── PROVIDED RECORDS ──
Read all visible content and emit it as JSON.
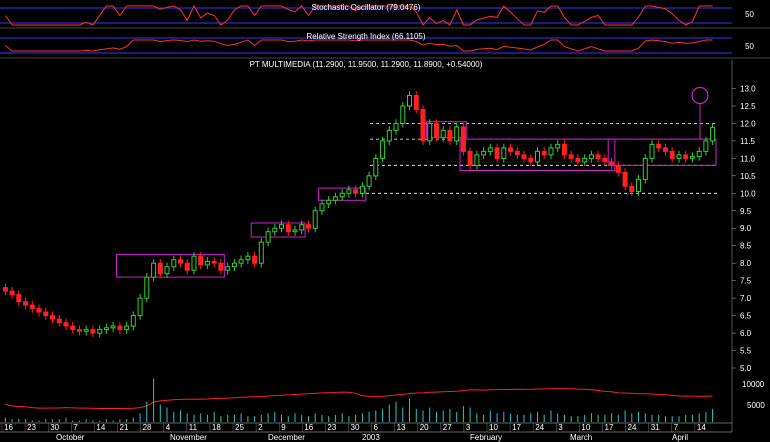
{
  "panels": {
    "stochastic": {
      "title": "Stochastic Oscillator (79.0476)",
      "label": "50",
      "line_color": "#ff3030",
      "band_color": "#3333ff"
    },
    "rsi": {
      "title": "Relative Strength Index (66.1105)",
      "label": "50",
      "line_color": "#ff3030",
      "band_color": "#3333ff"
    }
  },
  "chart_data": {
    "type": "candlestick",
    "title": "PT MULTIMEDIA (11.2900, 11.9500, 11.2900, 11.8900, +0.54000)",
    "ylim": [
      5.0,
      13.3
    ],
    "yticks": [
      "13.0",
      "12.5",
      "12.0",
      "11.5",
      "11.0",
      "10.5",
      "10.0",
      "9.5",
      "9.0",
      "8.5",
      "8.0",
      "7.5",
      "7.0",
      "6.5",
      "6.0",
      "5.5",
      "5.0"
    ],
    "colors": {
      "up": "#30d030",
      "down": "#ff2020",
      "grid": "#ffffff",
      "box": "#d020d0",
      "volume": "#20c8c8",
      "volume_ma": "#ff2020"
    },
    "closes": [
      7.2,
      7.1,
      6.9,
      6.8,
      6.7,
      6.6,
      6.5,
      6.4,
      6.3,
      6.2,
      6.1,
      6.05,
      6.1,
      6.0,
      6.1,
      6.15,
      6.2,
      6.1,
      6.2,
      6.5,
      7.0,
      7.6,
      8.0,
      7.7,
      7.9,
      8.1,
      8.0,
      7.8,
      8.2,
      7.95,
      8.05,
      8.0,
      7.8,
      7.9,
      8.0,
      8.1,
      8.2,
      8.0,
      8.6,
      8.9,
      9.0,
      9.1,
      8.9,
      8.95,
      9.1,
      9.0,
      9.5,
      9.7,
      9.8,
      9.9,
      10.0,
      10.1,
      10.0,
      10.2,
      10.5,
      11.0,
      11.5,
      11.8,
      12.0,
      12.5,
      12.8,
      12.4,
      11.5,
      12.0,
      11.6,
      11.8,
      11.5,
      11.9,
      11.2,
      10.8,
      11.1,
      11.2,
      11.3,
      11.0,
      11.3,
      11.2,
      11.1,
      11.0,
      10.9,
      11.2,
      11.1,
      11.3,
      11.4,
      11.1,
      11.0,
      10.9,
      11.0,
      11.1,
      11.0,
      10.9,
      10.8,
      10.6,
      10.2,
      10.05,
      10.4,
      11.0,
      11.4,
      11.3,
      11.2,
      11.0,
      11.1,
      11.0,
      11.05,
      11.2,
      11.5,
      11.89
    ],
    "volumes": [
      3,
      2,
      2,
      2,
      1,
      1,
      2,
      2,
      2,
      3,
      1,
      1,
      2,
      1,
      1,
      2,
      1,
      2,
      2,
      3,
      6,
      14,
      30,
      12,
      10,
      7,
      8,
      6,
      5,
      6,
      5,
      7,
      4,
      5,
      5,
      6,
      4,
      4,
      5,
      6,
      7,
      5,
      4,
      6,
      5,
      4,
      6,
      5,
      4,
      5,
      6,
      4,
      5,
      6,
      7,
      8,
      9,
      12,
      14,
      10,
      16,
      9,
      8,
      10,
      7,
      8,
      9,
      7,
      11,
      10,
      6,
      5,
      8,
      6,
      7,
      6,
      5,
      5,
      6,
      7,
      5,
      8,
      6,
      5,
      4,
      4,
      5,
      6,
      5,
      5,
      6,
      5,
      8,
      6,
      7,
      6,
      5,
      5,
      4,
      4,
      4,
      5,
      5,
      6,
      7,
      9
    ],
    "volume_labels": [
      "10000",
      "5000"
    ],
    "x_date_ticks": [
      "16",
      "23",
      "30",
      "7",
      "14",
      "21",
      "28",
      "4",
      "11",
      "18",
      "25",
      "2",
      "9",
      "16",
      "23",
      "30",
      "6",
      "13",
      "20",
      "27",
      "3",
      "10",
      "17",
      "24",
      "3",
      "10",
      "17",
      "24",
      "31",
      "7",
      "14"
    ],
    "x_month_labels": [
      "October",
      "November",
      "December",
      "2003",
      "February",
      "March",
      "April"
    ],
    "target_circle": 12.8,
    "levels": [
      12.0,
      11.55,
      10.8,
      10.0
    ]
  }
}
───
__TASK__: Except for the pictures, give all the material above again verbatim.

__SOLUTION TO THE EXERCISE__:
Read all visible content and emit it as JSON.
{
  "panels": {
    "stochastic": {
      "title": "Stochastic Oscillator (79.0476)",
      "label": "50",
      "line_color": "#ff3030",
      "band_color": "#3333ff"
    },
    "rsi": {
      "title": "Relative Strength Index (66.1105)",
      "label": "50",
      "line_color": "#ff3030",
      "band_color": "#3333ff"
    }
  },
  "chart_data": {
    "type": "candlestick",
    "title": "PT MULTIMEDIA (11.2900, 11.9500, 11.2900, 11.8900, +0.54000)",
    "ylim": [
      5.0,
      13.3
    ],
    "yticks": [
      "13.0",
      "12.5",
      "12.0",
      "11.5",
      "11.0",
      "10.5",
      "10.0",
      "9.5",
      "9.0",
      "8.5",
      "8.0",
      "7.5",
      "7.0",
      "6.5",
      "6.0",
      "5.5",
      "5.0"
    ],
    "colors": {
      "up": "#30d030",
      "down": "#ff2020",
      "grid": "#ffffff",
      "box": "#d020d0",
      "volume": "#20c8c8",
      "volume_ma": "#ff2020"
    },
    "closes": [
      7.2,
      7.1,
      6.9,
      6.8,
      6.7,
      6.6,
      6.5,
      6.4,
      6.3,
      6.2,
      6.1,
      6.05,
      6.1,
      6.0,
      6.1,
      6.15,
      6.2,
      6.1,
      6.2,
      6.5,
      7.0,
      7.6,
      8.0,
      7.7,
      7.9,
      8.1,
      8.0,
      7.8,
      8.2,
      7.95,
      8.05,
      8.0,
      7.8,
      7.9,
      8.0,
      8.1,
      8.2,
      8.0,
      8.6,
      8.9,
      9.0,
      9.1,
      8.9,
      8.95,
      9.1,
      9.0,
      9.5,
      9.7,
      9.8,
      9.9,
      10.0,
      10.1,
      10.0,
      10.2,
      10.5,
      11.0,
      11.5,
      11.8,
      12.0,
      12.5,
      12.8,
      12.4,
      11.5,
      12.0,
      11.6,
      11.8,
      11.5,
      11.9,
      11.2,
      10.8,
      11.1,
      11.2,
      11.3,
      11.0,
      11.3,
      11.2,
      11.1,
      11.0,
      10.9,
      11.2,
      11.1,
      11.3,
      11.4,
      11.1,
      11.0,
      10.9,
      11.0,
      11.1,
      11.0,
      10.9,
      10.8,
      10.6,
      10.2,
      10.05,
      10.4,
      11.0,
      11.4,
      11.3,
      11.2,
      11.0,
      11.1,
      11.0,
      11.05,
      11.2,
      11.5,
      11.89
    ],
    "volumes": [
      3,
      2,
      2,
      2,
      1,
      1,
      2,
      2,
      2,
      3,
      1,
      1,
      2,
      1,
      1,
      2,
      1,
      2,
      2,
      3,
      6,
      14,
      30,
      12,
      10,
      7,
      8,
      6,
      5,
      6,
      5,
      7,
      4,
      5,
      5,
      6,
      4,
      4,
      5,
      6,
      7,
      5,
      4,
      6,
      5,
      4,
      6,
      5,
      4,
      5,
      6,
      4,
      5,
      6,
      7,
      8,
      9,
      12,
      14,
      10,
      16,
      9,
      8,
      10,
      7,
      8,
      9,
      7,
      11,
      10,
      6,
      5,
      8,
      6,
      7,
      6,
      5,
      5,
      6,
      7,
      5,
      8,
      6,
      5,
      4,
      4,
      5,
      6,
      5,
      5,
      6,
      5,
      8,
      6,
      7,
      6,
      5,
      5,
      4,
      4,
      4,
      5,
      5,
      6,
      7,
      9
    ],
    "volume_labels": [
      "10000",
      "5000"
    ],
    "x_date_ticks": [
      "16",
      "23",
      "30",
      "7",
      "14",
      "21",
      "28",
      "4",
      "11",
      "18",
      "25",
      "2",
      "9",
      "16",
      "23",
      "30",
      "6",
      "13",
      "20",
      "27",
      "3",
      "10",
      "17",
      "24",
      "3",
      "10",
      "17",
      "24",
      "31",
      "7",
      "14"
    ],
    "x_month_labels": [
      "October",
      "November",
      "December",
      "2003",
      "February",
      "March",
      "April"
    ],
    "target_circle": 12.8,
    "levels": [
      12.0,
      11.55,
      10.8,
      10.0
    ]
  }
}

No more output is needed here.